TASK STATEMENT: Tally the lines containing the word "判断对错" and give the total alone.

(Collection entries)
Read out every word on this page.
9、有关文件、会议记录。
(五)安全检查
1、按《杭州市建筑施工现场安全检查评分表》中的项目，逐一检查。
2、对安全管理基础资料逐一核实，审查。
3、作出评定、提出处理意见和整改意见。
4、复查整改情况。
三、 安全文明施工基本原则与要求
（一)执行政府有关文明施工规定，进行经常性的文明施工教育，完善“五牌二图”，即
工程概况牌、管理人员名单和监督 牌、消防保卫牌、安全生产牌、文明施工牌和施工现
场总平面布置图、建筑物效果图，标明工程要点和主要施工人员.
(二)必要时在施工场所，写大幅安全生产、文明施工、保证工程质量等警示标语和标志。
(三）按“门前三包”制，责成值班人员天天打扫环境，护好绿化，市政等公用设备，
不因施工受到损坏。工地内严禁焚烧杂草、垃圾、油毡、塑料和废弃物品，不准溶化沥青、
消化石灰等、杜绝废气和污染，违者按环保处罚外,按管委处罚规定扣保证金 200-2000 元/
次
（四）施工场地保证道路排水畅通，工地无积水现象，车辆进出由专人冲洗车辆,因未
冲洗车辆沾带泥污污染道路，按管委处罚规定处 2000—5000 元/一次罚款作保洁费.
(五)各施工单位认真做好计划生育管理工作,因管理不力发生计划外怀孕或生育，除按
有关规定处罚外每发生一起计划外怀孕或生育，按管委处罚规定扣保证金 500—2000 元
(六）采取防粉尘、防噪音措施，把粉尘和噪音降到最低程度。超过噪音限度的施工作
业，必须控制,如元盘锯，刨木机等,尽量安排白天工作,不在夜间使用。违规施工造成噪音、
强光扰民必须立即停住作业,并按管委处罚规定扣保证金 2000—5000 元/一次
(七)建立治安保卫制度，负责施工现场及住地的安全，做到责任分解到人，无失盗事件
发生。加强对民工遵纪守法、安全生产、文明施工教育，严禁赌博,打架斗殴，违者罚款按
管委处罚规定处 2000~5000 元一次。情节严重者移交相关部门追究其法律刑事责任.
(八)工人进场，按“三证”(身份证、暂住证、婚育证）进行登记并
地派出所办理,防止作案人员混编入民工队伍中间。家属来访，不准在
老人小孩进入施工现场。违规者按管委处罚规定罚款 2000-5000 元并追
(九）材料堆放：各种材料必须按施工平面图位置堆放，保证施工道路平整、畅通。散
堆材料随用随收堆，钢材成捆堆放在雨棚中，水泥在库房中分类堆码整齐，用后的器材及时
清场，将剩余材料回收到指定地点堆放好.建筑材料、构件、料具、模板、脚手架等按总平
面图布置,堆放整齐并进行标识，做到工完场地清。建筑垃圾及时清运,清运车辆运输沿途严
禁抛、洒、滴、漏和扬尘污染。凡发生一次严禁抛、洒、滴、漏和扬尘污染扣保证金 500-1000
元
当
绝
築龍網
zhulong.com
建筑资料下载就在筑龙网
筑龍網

---

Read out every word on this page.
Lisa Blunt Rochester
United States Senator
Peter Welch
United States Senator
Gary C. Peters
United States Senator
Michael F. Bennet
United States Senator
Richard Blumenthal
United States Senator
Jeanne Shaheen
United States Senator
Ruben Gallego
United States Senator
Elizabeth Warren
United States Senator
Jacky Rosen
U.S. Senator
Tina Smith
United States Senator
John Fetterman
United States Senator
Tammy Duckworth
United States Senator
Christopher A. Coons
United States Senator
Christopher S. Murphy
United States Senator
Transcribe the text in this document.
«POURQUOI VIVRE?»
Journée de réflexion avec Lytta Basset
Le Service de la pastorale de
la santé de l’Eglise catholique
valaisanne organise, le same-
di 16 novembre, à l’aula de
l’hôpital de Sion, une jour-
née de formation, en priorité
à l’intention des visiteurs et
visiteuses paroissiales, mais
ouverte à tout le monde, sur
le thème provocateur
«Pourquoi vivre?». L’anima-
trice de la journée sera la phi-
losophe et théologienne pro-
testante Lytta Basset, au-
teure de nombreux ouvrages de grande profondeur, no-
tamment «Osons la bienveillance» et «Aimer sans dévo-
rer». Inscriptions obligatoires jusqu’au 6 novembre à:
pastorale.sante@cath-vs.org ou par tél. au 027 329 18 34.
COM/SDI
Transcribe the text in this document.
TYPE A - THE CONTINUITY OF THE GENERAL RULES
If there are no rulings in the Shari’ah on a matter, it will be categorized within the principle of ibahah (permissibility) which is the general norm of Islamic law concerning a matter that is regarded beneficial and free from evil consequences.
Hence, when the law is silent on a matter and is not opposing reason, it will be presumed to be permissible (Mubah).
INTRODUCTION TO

==

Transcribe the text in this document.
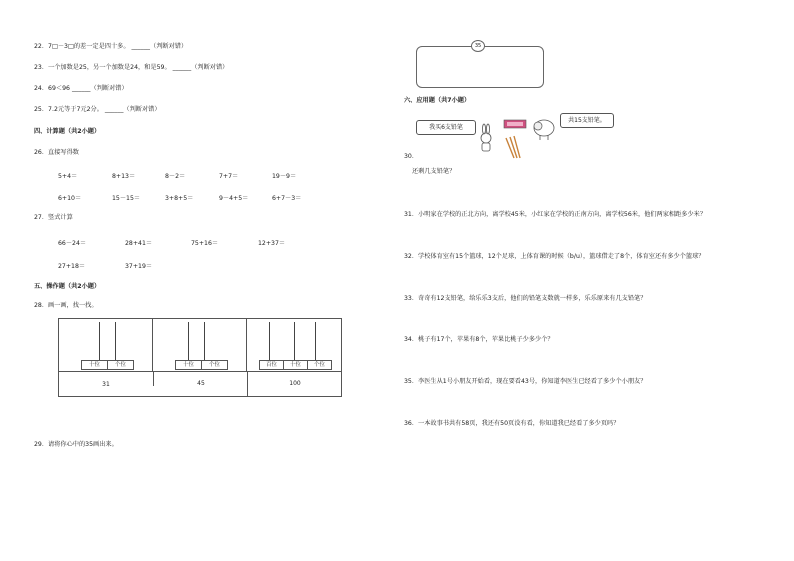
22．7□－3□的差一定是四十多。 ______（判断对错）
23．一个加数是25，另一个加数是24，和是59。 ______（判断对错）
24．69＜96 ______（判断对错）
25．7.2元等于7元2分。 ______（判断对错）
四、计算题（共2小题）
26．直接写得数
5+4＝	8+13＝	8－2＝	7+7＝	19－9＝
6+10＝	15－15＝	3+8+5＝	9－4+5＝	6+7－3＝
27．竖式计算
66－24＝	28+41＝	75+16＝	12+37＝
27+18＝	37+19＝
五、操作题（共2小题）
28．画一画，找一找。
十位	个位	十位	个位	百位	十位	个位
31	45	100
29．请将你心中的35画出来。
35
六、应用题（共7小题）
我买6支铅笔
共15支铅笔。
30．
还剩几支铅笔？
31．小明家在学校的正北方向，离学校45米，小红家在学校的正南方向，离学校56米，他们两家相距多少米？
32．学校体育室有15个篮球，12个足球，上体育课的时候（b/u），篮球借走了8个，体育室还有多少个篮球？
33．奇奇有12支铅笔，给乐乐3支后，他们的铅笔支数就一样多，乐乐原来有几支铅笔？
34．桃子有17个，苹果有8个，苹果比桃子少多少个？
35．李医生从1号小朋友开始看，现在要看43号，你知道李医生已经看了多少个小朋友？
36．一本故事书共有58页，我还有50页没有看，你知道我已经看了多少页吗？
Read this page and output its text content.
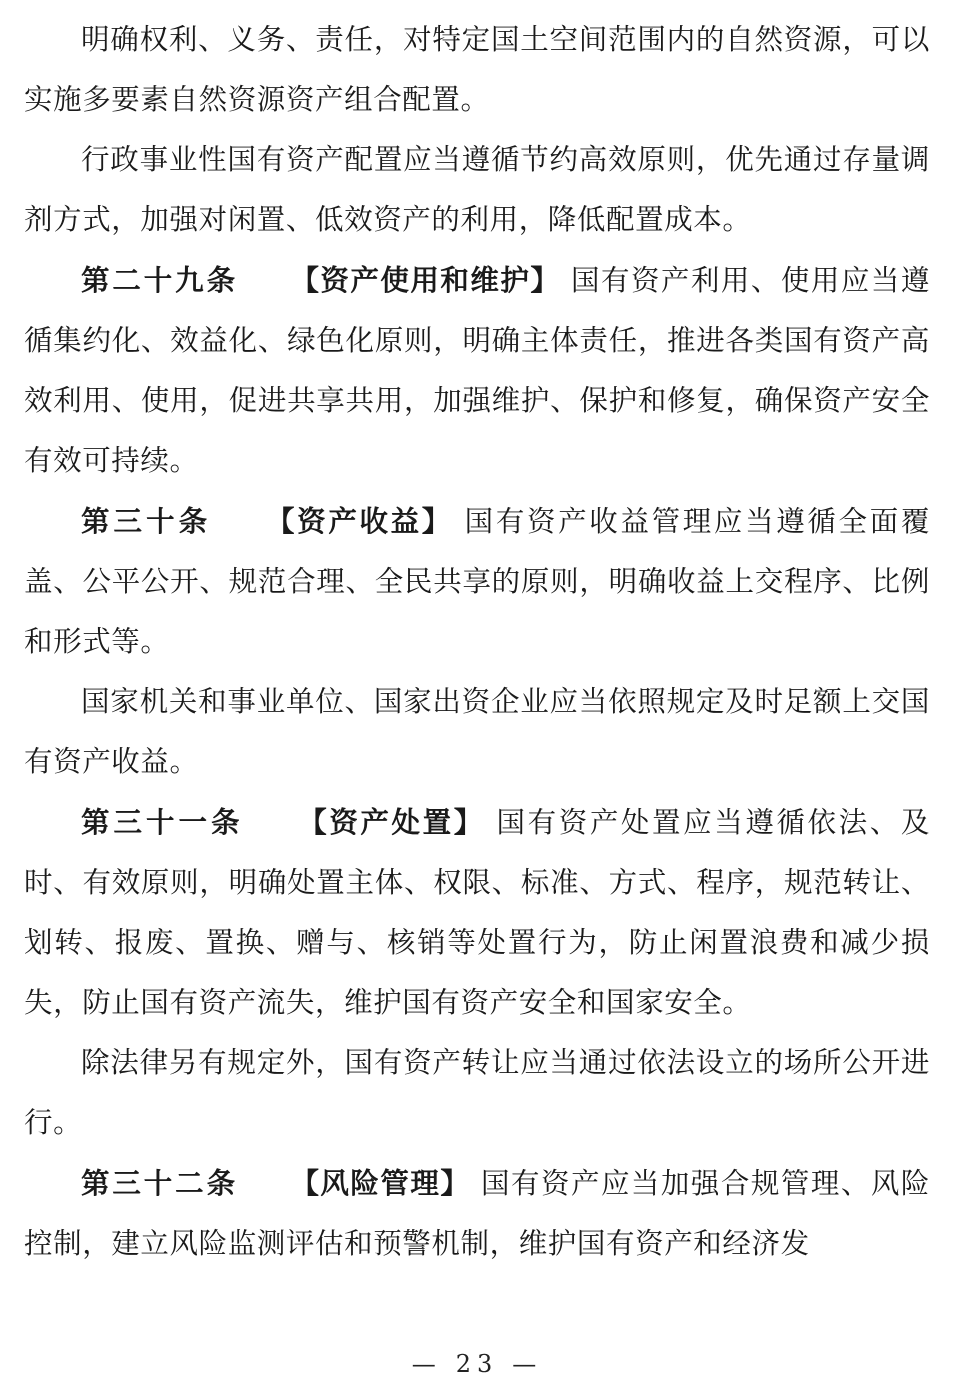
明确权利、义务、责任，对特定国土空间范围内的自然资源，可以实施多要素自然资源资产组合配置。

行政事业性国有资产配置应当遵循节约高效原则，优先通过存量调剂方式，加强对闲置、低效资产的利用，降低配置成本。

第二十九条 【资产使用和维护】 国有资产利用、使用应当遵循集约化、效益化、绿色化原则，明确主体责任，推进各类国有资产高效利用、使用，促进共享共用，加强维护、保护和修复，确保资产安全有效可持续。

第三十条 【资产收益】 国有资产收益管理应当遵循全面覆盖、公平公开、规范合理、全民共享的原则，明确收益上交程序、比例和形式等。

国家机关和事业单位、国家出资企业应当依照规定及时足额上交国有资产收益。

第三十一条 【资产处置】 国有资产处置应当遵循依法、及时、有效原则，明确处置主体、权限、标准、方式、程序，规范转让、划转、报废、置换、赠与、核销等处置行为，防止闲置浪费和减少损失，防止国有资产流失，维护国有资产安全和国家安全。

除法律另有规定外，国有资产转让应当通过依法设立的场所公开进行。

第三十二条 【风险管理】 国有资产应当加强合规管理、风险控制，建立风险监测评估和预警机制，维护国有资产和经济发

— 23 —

ANSWER FOR THIS EXERCISE: 4